**Written exercise**
List every line in this data where the string "Cash" occurs.

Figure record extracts
---*---

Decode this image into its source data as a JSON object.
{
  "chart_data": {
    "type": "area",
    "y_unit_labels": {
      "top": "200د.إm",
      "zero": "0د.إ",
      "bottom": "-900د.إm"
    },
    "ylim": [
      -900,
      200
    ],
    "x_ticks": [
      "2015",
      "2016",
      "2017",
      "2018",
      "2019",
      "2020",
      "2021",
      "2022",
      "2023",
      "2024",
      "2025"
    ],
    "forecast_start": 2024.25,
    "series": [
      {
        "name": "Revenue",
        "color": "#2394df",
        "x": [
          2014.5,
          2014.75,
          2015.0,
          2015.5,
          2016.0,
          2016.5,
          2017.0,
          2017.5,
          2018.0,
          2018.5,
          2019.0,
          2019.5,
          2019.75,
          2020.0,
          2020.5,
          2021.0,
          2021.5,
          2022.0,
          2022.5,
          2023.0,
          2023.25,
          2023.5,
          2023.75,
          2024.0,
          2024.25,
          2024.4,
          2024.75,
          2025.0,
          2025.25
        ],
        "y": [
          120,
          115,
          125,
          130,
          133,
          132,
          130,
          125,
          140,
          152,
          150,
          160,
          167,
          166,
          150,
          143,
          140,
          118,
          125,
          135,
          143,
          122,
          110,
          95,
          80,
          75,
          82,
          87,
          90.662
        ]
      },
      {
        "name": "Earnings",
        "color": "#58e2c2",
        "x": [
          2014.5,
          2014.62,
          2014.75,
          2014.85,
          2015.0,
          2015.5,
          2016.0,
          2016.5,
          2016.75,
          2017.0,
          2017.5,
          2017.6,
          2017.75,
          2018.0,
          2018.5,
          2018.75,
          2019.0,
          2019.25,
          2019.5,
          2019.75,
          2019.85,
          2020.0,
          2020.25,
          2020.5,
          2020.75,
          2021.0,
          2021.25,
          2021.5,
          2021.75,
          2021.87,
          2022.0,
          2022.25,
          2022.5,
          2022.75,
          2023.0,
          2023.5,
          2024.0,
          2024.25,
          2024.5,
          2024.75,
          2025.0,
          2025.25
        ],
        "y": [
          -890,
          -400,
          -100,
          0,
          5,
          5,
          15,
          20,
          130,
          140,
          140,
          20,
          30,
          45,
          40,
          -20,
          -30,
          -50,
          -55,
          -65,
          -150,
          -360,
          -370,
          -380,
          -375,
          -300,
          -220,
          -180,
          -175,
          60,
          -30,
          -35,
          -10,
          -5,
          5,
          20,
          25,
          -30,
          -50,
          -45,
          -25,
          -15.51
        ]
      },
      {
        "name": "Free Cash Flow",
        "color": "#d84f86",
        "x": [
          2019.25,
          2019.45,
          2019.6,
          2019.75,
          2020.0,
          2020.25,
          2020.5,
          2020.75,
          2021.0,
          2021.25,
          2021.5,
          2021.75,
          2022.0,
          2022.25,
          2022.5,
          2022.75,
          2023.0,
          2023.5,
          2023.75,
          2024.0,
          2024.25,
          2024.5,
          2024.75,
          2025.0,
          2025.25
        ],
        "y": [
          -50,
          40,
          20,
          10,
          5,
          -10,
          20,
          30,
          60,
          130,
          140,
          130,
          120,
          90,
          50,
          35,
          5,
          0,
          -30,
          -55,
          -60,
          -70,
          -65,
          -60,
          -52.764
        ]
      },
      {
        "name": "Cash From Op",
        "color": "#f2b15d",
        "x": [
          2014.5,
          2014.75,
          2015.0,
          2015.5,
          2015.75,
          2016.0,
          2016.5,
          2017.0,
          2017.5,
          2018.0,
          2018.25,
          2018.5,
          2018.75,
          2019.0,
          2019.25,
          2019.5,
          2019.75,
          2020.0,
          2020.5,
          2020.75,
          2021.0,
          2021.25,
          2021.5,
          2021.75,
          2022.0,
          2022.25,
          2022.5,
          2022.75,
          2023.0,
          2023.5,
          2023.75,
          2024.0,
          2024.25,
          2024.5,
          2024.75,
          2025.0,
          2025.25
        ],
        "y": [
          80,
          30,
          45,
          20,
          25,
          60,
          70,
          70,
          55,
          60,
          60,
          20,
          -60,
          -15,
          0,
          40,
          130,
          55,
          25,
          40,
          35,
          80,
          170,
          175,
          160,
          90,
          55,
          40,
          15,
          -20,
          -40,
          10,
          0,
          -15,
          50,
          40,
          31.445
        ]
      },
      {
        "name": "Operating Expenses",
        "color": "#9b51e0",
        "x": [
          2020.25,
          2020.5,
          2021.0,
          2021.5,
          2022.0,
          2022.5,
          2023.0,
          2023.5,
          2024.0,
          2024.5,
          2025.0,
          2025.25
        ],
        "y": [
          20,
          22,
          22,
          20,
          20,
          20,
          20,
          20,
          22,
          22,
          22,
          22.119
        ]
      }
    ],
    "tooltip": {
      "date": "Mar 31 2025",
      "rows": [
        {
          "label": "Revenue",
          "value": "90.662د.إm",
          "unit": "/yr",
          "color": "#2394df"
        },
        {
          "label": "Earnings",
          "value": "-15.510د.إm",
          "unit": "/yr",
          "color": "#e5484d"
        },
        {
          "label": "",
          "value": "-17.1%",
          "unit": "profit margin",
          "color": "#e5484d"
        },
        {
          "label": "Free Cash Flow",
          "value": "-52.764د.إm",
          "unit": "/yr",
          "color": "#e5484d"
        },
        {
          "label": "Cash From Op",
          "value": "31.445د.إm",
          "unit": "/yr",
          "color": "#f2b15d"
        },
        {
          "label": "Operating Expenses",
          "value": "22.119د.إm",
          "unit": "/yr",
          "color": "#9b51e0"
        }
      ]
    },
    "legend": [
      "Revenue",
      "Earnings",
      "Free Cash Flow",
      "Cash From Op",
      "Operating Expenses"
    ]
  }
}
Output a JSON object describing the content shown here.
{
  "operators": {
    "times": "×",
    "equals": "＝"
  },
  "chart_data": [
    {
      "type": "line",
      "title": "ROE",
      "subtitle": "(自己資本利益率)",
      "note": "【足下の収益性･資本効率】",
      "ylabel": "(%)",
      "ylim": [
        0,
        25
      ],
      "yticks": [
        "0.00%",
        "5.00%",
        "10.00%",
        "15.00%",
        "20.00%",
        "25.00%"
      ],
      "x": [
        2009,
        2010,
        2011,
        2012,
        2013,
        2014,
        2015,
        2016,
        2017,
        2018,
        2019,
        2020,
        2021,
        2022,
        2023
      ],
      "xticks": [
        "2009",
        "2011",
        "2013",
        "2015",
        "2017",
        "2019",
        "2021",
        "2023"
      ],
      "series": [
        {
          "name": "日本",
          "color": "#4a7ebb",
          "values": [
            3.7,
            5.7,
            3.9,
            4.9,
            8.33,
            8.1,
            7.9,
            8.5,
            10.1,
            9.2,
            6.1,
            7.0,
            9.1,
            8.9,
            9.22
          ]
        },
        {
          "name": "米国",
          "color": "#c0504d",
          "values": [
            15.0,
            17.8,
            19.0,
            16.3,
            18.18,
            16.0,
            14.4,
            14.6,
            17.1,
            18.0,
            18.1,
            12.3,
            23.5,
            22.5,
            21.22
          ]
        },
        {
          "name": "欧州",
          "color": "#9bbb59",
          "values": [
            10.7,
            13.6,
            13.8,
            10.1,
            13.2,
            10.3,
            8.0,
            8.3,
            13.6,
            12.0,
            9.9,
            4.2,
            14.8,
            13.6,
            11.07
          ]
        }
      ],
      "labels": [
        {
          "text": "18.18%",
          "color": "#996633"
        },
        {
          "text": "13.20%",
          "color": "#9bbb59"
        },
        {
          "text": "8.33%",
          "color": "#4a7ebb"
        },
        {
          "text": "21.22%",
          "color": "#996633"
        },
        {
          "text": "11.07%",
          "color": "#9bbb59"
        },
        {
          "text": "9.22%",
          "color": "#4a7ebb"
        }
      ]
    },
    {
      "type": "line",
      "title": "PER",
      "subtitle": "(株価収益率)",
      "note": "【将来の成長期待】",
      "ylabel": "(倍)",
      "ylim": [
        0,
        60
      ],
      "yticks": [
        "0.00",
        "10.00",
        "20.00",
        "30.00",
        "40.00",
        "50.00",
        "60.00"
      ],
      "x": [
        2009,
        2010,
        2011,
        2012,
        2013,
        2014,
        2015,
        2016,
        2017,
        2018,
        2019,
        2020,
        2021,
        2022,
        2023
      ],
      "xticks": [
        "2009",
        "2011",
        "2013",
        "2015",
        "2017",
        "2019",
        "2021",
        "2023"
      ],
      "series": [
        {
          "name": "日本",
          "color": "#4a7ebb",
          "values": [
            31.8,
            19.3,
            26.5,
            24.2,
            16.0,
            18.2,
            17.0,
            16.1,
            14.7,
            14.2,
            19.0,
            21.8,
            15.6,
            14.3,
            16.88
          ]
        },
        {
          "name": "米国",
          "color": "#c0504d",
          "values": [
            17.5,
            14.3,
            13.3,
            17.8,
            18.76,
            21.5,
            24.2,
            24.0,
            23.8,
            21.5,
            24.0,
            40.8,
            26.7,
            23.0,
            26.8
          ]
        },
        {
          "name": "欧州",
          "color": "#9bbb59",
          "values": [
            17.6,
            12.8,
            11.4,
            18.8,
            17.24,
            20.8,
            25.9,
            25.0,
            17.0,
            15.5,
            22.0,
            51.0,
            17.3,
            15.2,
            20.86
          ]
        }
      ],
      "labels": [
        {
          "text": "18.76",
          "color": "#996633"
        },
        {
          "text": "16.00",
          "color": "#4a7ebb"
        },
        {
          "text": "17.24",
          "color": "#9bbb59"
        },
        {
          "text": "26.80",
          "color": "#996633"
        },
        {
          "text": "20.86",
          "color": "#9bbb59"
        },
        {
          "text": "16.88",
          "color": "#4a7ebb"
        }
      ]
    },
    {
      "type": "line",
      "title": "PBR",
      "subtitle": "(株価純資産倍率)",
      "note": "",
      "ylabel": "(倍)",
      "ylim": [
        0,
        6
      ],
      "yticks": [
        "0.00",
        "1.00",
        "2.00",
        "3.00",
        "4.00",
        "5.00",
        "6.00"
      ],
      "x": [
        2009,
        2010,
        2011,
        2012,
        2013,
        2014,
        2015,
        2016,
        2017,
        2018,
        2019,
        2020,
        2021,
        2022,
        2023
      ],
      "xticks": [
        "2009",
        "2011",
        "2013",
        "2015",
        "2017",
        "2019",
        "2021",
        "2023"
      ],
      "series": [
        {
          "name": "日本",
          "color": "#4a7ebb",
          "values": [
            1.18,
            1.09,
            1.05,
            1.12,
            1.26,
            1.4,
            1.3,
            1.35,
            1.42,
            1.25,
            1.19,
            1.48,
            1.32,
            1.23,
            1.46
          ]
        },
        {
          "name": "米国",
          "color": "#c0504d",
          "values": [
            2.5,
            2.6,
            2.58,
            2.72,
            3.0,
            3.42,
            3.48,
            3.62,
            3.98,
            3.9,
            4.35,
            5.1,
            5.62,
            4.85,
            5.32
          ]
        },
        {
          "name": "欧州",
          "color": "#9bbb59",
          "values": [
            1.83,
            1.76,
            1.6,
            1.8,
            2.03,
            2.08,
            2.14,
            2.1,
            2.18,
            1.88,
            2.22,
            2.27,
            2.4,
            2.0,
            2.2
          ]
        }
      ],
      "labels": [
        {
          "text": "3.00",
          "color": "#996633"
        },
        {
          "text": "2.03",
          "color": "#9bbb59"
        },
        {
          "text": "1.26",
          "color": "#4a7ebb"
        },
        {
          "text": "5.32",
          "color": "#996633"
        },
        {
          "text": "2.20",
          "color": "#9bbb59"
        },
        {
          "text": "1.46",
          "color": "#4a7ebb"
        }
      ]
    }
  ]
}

---*---

**Result of the task**
        "name": "Free Cash Flow",
        "name": "Cash From Op",
          "label": "Free Cash Flow",
          "label": "Cash From Op",
      "Free Cash Flow",
      "Cash From Op",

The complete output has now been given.